==== Data for this task ====

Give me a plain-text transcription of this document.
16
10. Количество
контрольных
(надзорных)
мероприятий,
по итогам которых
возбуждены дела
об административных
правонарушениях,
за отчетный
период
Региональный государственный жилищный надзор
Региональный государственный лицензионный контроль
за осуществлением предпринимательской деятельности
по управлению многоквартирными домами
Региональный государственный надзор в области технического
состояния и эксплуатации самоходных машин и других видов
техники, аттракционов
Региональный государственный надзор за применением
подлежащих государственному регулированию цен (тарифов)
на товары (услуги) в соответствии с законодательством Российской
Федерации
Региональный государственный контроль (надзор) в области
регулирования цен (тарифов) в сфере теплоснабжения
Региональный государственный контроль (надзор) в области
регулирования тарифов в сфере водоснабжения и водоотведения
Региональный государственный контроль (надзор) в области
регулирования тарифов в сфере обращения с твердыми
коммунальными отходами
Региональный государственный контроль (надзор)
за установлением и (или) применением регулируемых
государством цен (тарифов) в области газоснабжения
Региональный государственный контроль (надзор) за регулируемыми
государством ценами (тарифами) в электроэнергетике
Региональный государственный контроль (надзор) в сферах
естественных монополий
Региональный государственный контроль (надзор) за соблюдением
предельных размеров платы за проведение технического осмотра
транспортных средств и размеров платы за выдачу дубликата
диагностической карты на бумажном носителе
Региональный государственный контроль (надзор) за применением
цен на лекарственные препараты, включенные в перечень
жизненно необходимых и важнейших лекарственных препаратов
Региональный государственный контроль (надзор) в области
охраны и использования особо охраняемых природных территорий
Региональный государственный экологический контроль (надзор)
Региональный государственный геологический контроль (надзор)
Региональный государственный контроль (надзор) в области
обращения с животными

====

Transcribe all lines as written.

Finished exercise:
Give me a plain-text transcription of this document.
16
10. Количество
контрольных
(надзорных)
мероприятий,
по итогам которых
возбуждены дела
об административных
правонарушениях,
за отчетный
период
Региональный государственный жилищный надзор
Региональный государственный лицензионный контроль
за осуществлением предпринимательской деятельности
по управлению многоквартирными домами
Региональный государственный надзор в области технического
состояния и эксплуатации самоходных машин и других видов
техники, аттракционов
Региональный государственный надзор за применением
подлежащих государственному регулированию цен (тарифов)
на товары (услуги) в соответствии с законодательством Российской
Федерации
Региональный государственный контроль (надзор) в области
регулирования цен (тарифов) в сфере теплоснабжения
Региональный государственный контроль (надзор) в области
регулирования тарифов в сфере водоснабжения и водоотведения
Региональный государственный контроль (надзор) в области
регулирования тарифов в сфере обращения с твердыми
коммунальными отходами
Региональный государственный контроль (надзор)
за установлением и (или) применением регулируемых
государством цен (тарифов) в области газоснабжения
Региональный государственный контроль (надзор) за регулируемыми
государством ценами (тарифами) в электроэнергетике
Региональный государственный контроль (надзор) в сферах
естественных монополий
Региональный государственный контроль (надзор) за соблюдением
предельных размеров платы за проведение технического осмотра
транспортных средств и размеров платы за выдачу дубликата
диагностической карты на бумажном носителе
Региональный государственный контроль (надзор) за применением
цен на лекарственные препараты, включенные в перечень
жизненно необходимых и важнейших лекарственных препаратов
Региональный государственный контроль (надзор) в области
охраны и использования особо охраняемых природных территорий
Региональный государственный экологический контроль (надзор)
Региональный государственный геологический контроль (надзор)
Региональный государственный контроль (надзор) в области
обращения с животными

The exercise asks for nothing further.